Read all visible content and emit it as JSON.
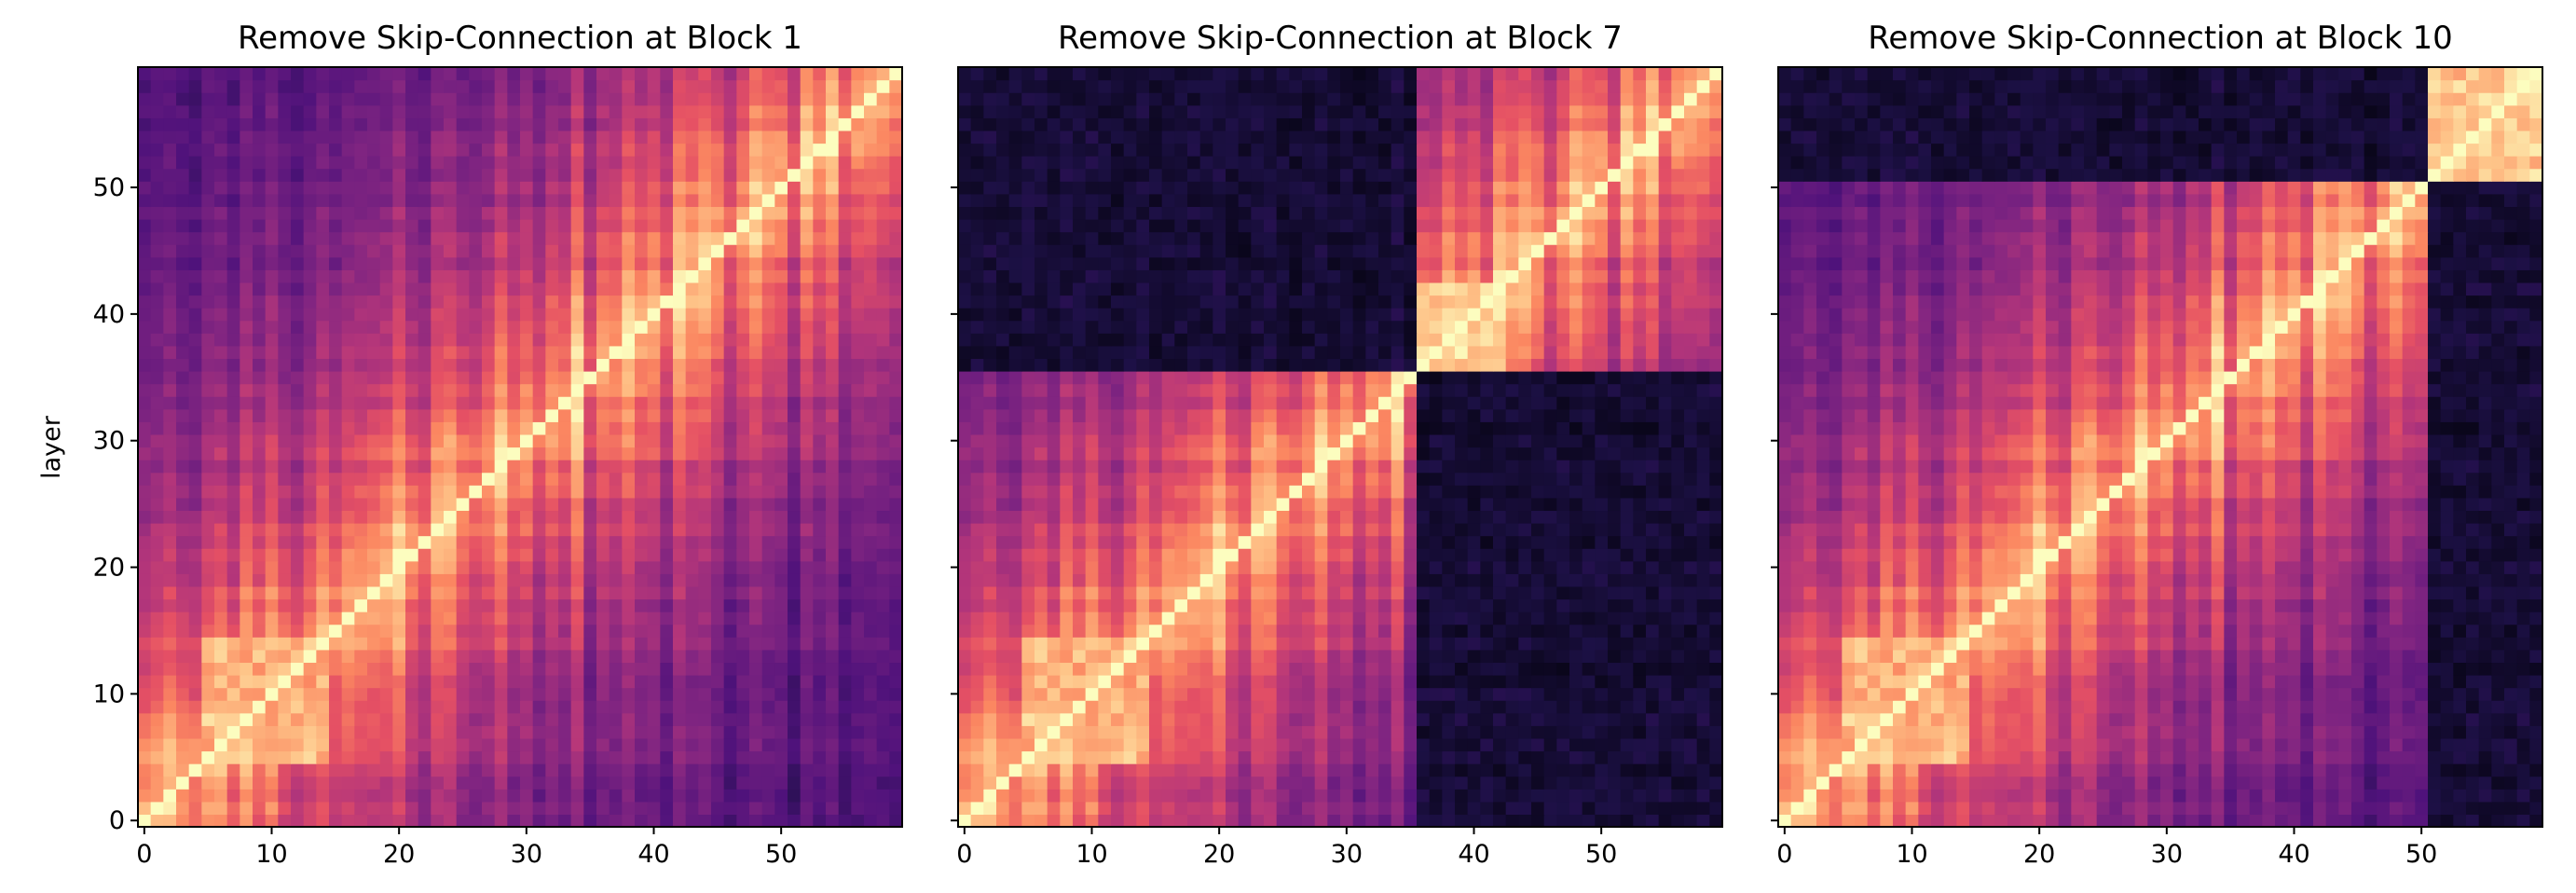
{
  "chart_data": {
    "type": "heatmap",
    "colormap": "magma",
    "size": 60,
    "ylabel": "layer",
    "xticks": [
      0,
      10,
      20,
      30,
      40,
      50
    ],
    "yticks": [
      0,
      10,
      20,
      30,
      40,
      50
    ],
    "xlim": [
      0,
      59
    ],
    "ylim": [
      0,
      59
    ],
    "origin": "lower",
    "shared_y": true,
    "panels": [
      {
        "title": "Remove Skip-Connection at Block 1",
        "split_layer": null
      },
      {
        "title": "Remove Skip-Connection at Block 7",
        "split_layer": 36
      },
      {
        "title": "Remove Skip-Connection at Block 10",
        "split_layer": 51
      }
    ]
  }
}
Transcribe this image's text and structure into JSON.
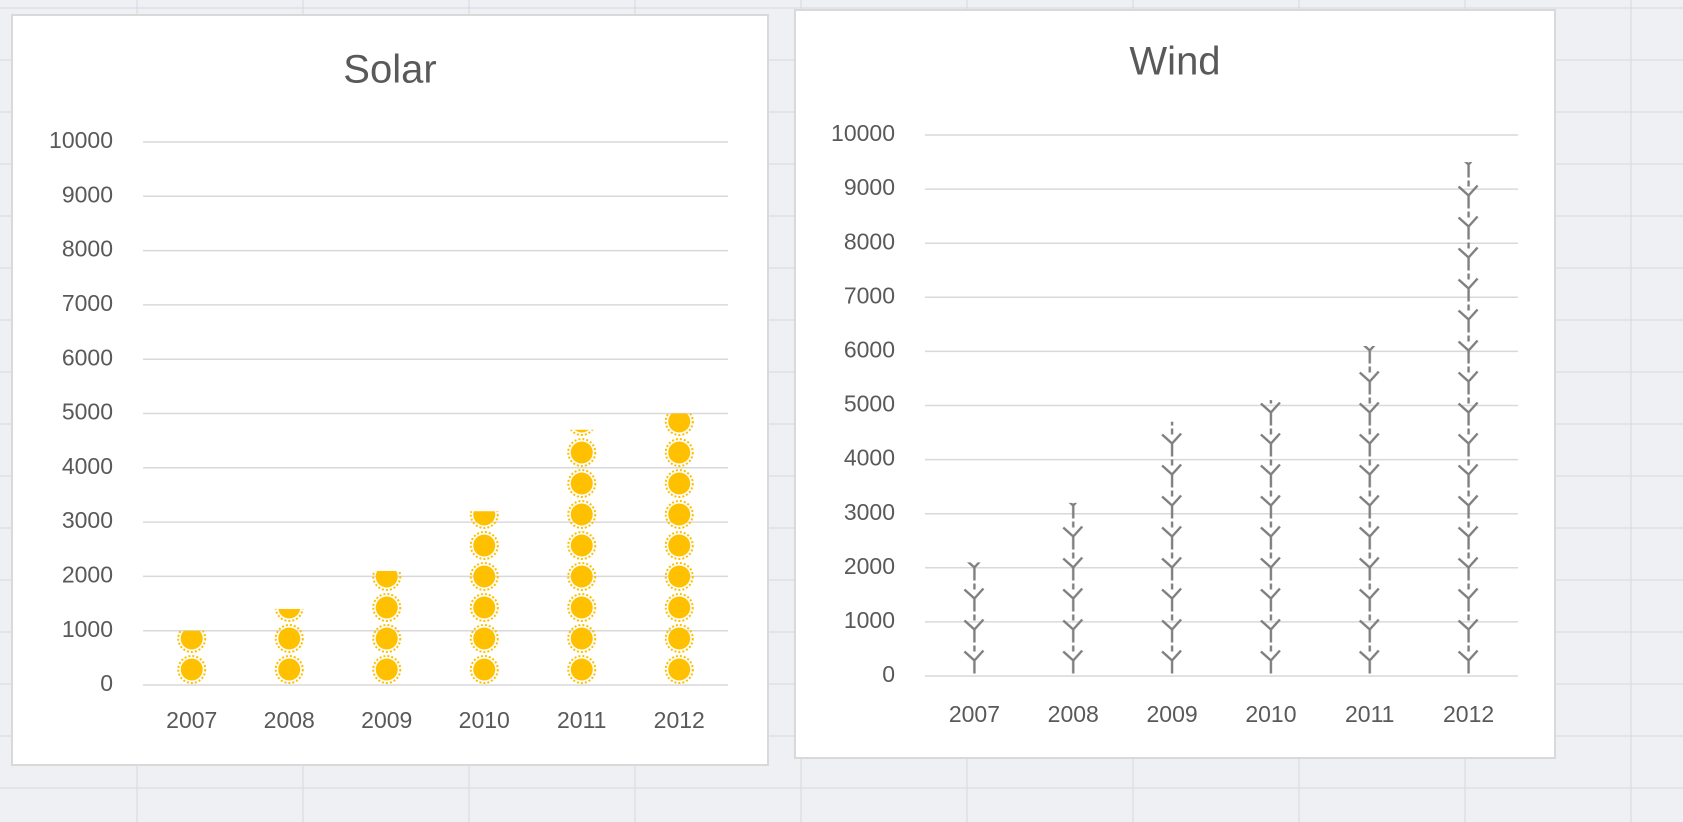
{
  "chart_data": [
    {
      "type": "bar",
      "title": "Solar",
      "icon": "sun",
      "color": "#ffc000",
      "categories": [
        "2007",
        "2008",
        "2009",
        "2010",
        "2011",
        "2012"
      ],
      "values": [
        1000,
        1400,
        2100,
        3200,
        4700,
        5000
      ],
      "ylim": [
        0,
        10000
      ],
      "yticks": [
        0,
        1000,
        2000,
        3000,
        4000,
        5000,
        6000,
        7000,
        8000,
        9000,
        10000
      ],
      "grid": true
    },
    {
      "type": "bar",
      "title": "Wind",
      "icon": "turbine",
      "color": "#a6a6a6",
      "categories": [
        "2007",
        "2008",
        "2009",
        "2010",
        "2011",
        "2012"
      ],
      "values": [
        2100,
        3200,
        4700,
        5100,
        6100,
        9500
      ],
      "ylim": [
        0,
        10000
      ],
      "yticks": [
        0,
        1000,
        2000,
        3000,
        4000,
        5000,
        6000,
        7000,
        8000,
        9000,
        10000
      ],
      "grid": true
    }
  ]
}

··········

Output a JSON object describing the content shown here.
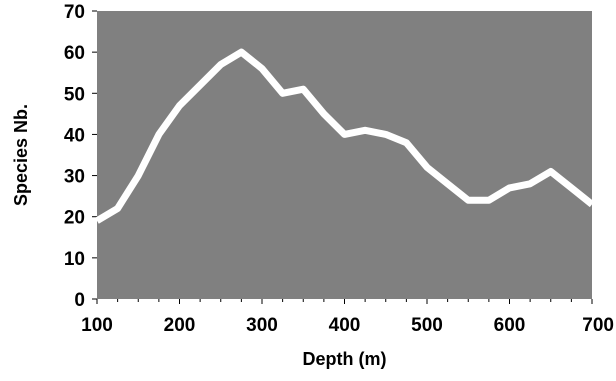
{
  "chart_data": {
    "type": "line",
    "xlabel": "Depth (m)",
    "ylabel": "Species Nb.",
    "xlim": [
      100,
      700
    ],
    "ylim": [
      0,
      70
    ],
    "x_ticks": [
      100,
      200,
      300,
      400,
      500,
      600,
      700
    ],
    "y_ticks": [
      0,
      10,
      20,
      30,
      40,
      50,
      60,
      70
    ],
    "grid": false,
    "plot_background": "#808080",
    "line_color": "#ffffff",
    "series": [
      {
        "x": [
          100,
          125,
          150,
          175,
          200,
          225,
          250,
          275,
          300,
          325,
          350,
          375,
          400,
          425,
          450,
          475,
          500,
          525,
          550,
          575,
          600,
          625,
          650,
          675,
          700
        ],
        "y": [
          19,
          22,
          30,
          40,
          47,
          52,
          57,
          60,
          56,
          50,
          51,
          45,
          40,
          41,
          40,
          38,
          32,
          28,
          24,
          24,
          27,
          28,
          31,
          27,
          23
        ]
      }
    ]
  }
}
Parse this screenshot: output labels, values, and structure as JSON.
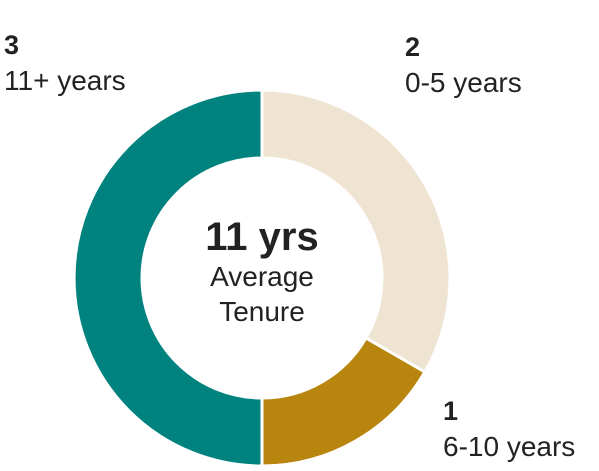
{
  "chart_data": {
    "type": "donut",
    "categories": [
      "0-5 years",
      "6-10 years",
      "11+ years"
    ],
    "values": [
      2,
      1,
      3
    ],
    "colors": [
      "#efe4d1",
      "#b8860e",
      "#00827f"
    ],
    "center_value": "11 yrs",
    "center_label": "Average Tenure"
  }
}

··········

**Written request**
Among the lines of the material above, how many include the string "content"? Report only that number.

**Response to the task**
2